- **Task details**:
In full and without alteration, give the listing again.

------ Extracted data ------

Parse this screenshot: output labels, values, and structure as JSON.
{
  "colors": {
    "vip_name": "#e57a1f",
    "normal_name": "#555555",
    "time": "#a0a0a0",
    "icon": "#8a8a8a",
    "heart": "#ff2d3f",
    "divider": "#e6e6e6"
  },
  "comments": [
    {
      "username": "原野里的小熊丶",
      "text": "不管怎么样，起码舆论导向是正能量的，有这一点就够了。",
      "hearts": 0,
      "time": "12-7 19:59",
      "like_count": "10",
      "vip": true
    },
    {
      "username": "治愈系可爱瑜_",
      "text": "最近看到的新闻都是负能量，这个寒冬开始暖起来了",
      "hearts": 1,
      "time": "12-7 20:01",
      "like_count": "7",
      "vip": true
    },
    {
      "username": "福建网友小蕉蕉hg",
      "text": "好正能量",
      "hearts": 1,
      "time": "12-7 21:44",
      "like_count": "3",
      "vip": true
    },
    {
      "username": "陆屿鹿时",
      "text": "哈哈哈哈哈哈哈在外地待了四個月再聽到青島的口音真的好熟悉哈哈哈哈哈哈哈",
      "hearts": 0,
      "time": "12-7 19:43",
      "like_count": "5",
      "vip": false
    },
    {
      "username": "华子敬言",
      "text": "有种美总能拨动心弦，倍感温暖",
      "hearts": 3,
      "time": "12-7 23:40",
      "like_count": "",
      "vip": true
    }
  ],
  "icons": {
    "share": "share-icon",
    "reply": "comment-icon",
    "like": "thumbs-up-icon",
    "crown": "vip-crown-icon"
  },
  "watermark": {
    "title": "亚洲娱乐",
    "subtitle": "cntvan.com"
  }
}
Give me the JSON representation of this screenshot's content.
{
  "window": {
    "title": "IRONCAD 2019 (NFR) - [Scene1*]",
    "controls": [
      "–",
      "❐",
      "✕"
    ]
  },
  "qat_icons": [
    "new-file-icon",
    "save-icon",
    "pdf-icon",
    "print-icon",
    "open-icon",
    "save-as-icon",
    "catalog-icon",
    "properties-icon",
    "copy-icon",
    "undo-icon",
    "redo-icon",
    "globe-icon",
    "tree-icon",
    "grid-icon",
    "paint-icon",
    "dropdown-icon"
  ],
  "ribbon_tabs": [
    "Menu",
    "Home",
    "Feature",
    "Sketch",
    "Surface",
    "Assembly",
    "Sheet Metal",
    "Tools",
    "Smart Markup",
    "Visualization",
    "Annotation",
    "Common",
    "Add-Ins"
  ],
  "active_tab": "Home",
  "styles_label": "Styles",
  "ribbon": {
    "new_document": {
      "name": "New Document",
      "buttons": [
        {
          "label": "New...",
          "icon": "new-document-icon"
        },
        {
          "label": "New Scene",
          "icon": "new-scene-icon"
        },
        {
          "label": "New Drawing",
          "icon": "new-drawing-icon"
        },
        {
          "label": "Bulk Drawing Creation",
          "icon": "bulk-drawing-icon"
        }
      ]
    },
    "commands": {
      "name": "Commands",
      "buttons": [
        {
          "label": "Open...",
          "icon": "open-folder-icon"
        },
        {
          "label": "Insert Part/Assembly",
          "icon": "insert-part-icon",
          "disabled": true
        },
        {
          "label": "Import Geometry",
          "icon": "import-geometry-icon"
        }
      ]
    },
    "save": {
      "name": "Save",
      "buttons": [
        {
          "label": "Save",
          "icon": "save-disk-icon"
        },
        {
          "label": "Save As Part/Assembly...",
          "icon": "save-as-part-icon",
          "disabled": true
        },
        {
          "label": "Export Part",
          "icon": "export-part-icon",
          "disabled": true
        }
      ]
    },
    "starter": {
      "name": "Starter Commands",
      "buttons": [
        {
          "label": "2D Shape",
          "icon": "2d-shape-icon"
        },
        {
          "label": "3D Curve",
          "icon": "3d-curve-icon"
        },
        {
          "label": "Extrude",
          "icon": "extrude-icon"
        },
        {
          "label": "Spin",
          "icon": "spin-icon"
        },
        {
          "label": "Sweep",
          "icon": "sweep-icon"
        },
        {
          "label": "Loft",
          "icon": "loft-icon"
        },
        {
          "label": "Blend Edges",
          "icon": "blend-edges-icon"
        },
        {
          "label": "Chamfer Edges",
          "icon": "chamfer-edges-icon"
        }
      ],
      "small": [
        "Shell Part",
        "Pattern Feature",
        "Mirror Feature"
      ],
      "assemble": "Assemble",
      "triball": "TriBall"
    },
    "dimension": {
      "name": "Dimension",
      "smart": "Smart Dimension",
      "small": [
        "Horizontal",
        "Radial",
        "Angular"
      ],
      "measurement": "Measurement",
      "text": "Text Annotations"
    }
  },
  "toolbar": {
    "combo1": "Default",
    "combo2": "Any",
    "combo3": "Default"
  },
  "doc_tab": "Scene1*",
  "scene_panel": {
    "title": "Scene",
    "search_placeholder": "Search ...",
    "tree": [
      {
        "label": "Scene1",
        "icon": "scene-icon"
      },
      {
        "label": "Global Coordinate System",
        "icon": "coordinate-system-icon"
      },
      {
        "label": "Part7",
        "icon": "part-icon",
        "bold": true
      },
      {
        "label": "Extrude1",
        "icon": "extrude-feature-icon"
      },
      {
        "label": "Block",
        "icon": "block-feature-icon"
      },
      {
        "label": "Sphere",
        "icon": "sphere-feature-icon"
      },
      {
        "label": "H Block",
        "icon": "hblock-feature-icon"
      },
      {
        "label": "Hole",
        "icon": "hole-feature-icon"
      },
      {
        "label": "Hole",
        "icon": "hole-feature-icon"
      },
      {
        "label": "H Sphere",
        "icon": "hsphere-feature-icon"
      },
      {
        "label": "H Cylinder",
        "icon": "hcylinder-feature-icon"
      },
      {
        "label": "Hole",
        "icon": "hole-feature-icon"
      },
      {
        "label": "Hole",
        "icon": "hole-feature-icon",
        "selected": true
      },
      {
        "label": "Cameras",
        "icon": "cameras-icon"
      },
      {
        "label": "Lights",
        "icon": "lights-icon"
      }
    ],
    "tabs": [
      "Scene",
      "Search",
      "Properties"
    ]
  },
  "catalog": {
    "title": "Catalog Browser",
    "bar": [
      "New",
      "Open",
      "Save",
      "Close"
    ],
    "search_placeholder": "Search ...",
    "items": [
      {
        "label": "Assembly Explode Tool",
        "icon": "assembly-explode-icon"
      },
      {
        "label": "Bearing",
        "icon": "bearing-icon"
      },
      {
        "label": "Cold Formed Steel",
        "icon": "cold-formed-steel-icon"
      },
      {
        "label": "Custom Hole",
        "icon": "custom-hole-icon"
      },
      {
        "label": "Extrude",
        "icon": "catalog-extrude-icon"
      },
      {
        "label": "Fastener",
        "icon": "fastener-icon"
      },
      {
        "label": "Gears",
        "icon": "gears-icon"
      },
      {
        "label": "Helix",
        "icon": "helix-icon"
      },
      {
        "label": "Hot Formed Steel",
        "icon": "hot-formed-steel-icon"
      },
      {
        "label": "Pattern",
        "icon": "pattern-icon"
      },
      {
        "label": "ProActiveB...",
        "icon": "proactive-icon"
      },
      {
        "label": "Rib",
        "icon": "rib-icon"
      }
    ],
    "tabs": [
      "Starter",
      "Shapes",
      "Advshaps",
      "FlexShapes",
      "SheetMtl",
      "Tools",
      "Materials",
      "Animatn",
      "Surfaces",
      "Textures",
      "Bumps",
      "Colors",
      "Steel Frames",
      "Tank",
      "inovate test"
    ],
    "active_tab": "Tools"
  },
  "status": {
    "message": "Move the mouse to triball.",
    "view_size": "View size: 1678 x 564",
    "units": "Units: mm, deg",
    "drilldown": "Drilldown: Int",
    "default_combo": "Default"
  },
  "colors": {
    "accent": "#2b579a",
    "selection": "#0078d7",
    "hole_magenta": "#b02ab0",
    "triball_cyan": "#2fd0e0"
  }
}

------

- **Final answer**:
Parse this screenshot: output labels, values, and structure as JSON.
{
  "colors": {
    "vip_name": "#e57a1f",
    "normal_name": "#555555",
    "time": "#a0a0a0",
    "icon": "#8a8a8a",
    "heart": "#ff2d3f",
    "divider": "#e6e6e6"
  },
  "comments": [
    {
      "username": "原野里的小熊丶",
      "text": "不管怎么样，起码舆论导向是正能量的，有这一点就够了。",
      "hearts": 0,
      "time": "12-7 19:59",
      "like_count": "10",
      "vip": true
    },
    {
      "username": "治愈系可爱瑜_",
      "text": "最近看到的新闻都是负能量，这个寒冬开始暖起来了",
      "hearts": 1,
      "time": "12-7 20:01",
      "like_count": "7",
      "vip": true
    },
    {
      "username": "福建网友小蕉蕉hg",
      "text": "好正能量",
      "hearts": 1,
      "time": "12-7 21:44",
      "like_count": "3",
      "vip": true
    },
    {
      "username": "陆屿鹿时",
      "text": "哈哈哈哈哈哈哈在外地待了四個月再聽到青島的口音真的好熟悉哈哈哈哈哈哈哈",
      "hearts": 0,
      "time": "12-7 19:43",
      "like_count": "5",
      "vip": false
    },
    {
      "username": "华子敬言",
      "text": "有种美总能拨动心弦，倍感温暖",
      "hearts": 3,
      "time": "12-7 23:40",
      "like_count": "",
      "vip": true
    }
  ],
  "icons": {
    "share": "share-icon",
    "reply": "comment-icon",
    "like": "thumbs-up-icon",
    "crown": "vip-crown-icon"
  },
  "watermark": {
    "title": "亚洲娱乐",
    "subtitle": "cntvan.com"
  }
}
Give me the JSON representation of this screenshot's content.
{
  "window": {
    "title": "IRONCAD 2019 (NFR) - [Scene1*]",
    "controls": [
      "–",
      "❐",
      "✕"
    ]
  },
  "qat_icons": [
    "new-file-icon",
    "save-icon",
    "pdf-icon",
    "print-icon",
    "open-icon",
    "save-as-icon",
    "catalog-icon",
    "properties-icon",
    "copy-icon",
    "undo-icon",
    "redo-icon",
    "globe-icon",
    "tree-icon",
    "grid-icon",
    "paint-icon",
    "dropdown-icon"
  ],
  "ribbon_tabs": [
    "Menu",
    "Home",
    "Feature",
    "Sketch",
    "Surface",
    "Assembly",
    "Sheet Metal",
    "Tools",
    "Smart Markup",
    "Visualization",
    "Annotation",
    "Common",
    "Add-Ins"
  ],
  "active_tab": "Home",
  "styles_label": "Styles",
  "ribbon": {
    "new_document": {
      "name": "New Document",
      "buttons": [
        {
          "label": "New...",
          "icon": "new-document-icon"
        },
        {
          "label": "New Scene",
          "icon": "new-scene-icon"
        },
        {
          "label": "New Drawing",
          "icon": "new-drawing-icon"
        },
        {
          "label": "Bulk Drawing Creation",
          "icon": "bulk-drawing-icon"
        }
      ]
    },
    "commands": {
      "name": "Commands",
      "buttons": [
        {
          "label": "Open...",
          "icon": "open-folder-icon"
        },
        {
          "label": "Insert Part/Assembly",
          "icon": "insert-part-icon",
          "disabled": true
        },
        {
          "label": "Import Geometry",
          "icon": "import-geometry-icon"
        }
      ]
    },
    "save": {
      "name": "Save",
      "buttons": [
        {
          "label": "Save",
          "icon": "save-disk-icon"
        },
        {
          "label": "Save As Part/Assembly...",
          "icon": "save-as-part-icon",
          "disabled": true
        },
        {
          "label": "Export Part",
          "icon": "export-part-icon",
          "disabled": true
        }
      ]
    },
    "starter": {
      "name": "Starter Commands",
      "buttons": [
        {
          "label": "2D Shape",
          "icon": "2d-shape-icon"
        },
        {
          "label": "3D Curve",
          "icon": "3d-curve-icon"
        },
        {
          "label": "Extrude",
          "icon": "extrude-icon"
        },
        {
          "label": "Spin",
          "icon": "spin-icon"
        },
        {
          "label": "Sweep",
          "icon": "sweep-icon"
        },
        {
          "label": "Loft",
          "icon": "loft-icon"
        },
        {
          "label": "Blend Edges",
          "icon": "blend-edges-icon"
        },
        {
          "label": "Chamfer Edges",
          "icon": "chamfer-edges-icon"
        }
      ],
      "small": [
        "Shell Part",
        "Pattern Feature",
        "Mirror Feature"
      ],
      "assemble": "Assemble",
      "triball": "TriBall"
    },
    "dimension": {
      "name": "Dimension",
      "smart": "Smart Dimension",
      "small": [
        "Horizontal",
        "Radial",
        "Angular"
      ],
      "measurement": "Measurement",
      "text": "Text Annotations"
    }
  },
  "toolbar": {
    "combo1": "Default",
    "combo2": "Any",
    "combo3": "Default"
  },
  "doc_tab": "Scene1*",
  "scene_panel": {
    "title": "Scene",
    "search_placeholder": "Search ...",
    "tree": [
      {
        "label": "Scene1",
        "icon": "scene-icon"
      },
      {
        "label": "Global Coordinate System",
        "icon": "coordinate-system-icon"
      },
      {
        "label": "Part7",
        "icon": "part-icon",
        "bold": true
      },
      {
        "label": "Extrude1",
        "icon": "extrude-feature-icon"
      },
      {
        "label": "Block",
        "icon": "block-feature-icon"
      },
      {
        "label": "Sphere",
        "icon": "sphere-feature-icon"
      },
      {
        "label": "H Block",
        "icon": "hblock-feature-icon"
      },
      {
        "label": "Hole",
        "icon": "hole-feature-icon"
      },
      {
        "label": "Hole",
        "icon": "hole-feature-icon"
      },
      {
        "label": "H Sphere",
        "icon": "hsphere-feature-icon"
      },
      {
        "label": "H Cylinder",
        "icon": "hcylinder-feature-icon"
      },
      {
        "label": "Hole",
        "icon": "hole-feature-icon"
      },
      {
        "label": "Hole",
        "icon": "hole-feature-icon",
        "selected": true
      },
      {
        "label": "Cameras",
        "icon": "cameras-icon"
      },
      {
        "label": "Lights",
        "icon": "lights-icon"
      }
    ],
    "tabs": [
      "Scene",
      "Search",
      "Properties"
    ]
  },
  "catalog": {
    "title": "Catalog Browser",
    "bar": [
      "New",
      "Open",
      "Save",
      "Close"
    ],
    "search_placeholder": "Search ...",
    "items": [
      {
        "label": "Assembly Explode Tool",
        "icon": "assembly-explode-icon"
      },
      {
        "label": "Bearing",
        "icon": "bearing-icon"
      },
      {
        "label": "Cold Formed Steel",
        "icon": "cold-formed-steel-icon"
      },
      {
        "label": "Custom Hole",
        "icon": "custom-hole-icon"
      },
      {
        "label": "Extrude",
        "icon": "catalog-extrude-icon"
      },
      {
        "label": "Fastener",
        "icon": "fastener-icon"
      },
      {
        "label": "Gears",
        "icon": "gears-icon"
      },
      {
        "label": "Helix",
        "icon": "helix-icon"
      },
      {
        "label": "Hot Formed Steel",
        "icon": "hot-formed-steel-icon"
      },
      {
        "label": "Pattern",
        "icon": "pattern-icon"
      },
      {
        "label": "ProActiveB...",
        "icon": "proactive-icon"
      },
      {
        "label": "Rib",
        "icon": "rib-icon"
      }
    ],
    "tabs": [
      "Starter",
      "Shapes",
      "Advshaps",
      "FlexShapes",
      "SheetMtl",
      "Tools",
      "Materials",
      "Animatn",
      "Surfaces",
      "Textures",
      "Bumps",
      "Colors",
      "Steel Frames",
      "Tank",
      "inovate test"
    ],
    "active_tab": "Tools"
  },
  "status": {
    "message": "Move the mouse to triball.",
    "view_size": "View size: 1678 x 564",
    "units": "Units: mm, deg",
    "drilldown": "Drilldown: Int",
    "default_combo": "Default"
  },
  "colors": {
    "accent": "#2b579a",
    "selection": "#0078d7",
    "hole_magenta": "#b02ab0",
    "triball_cyan": "#2fd0e0"
  }
}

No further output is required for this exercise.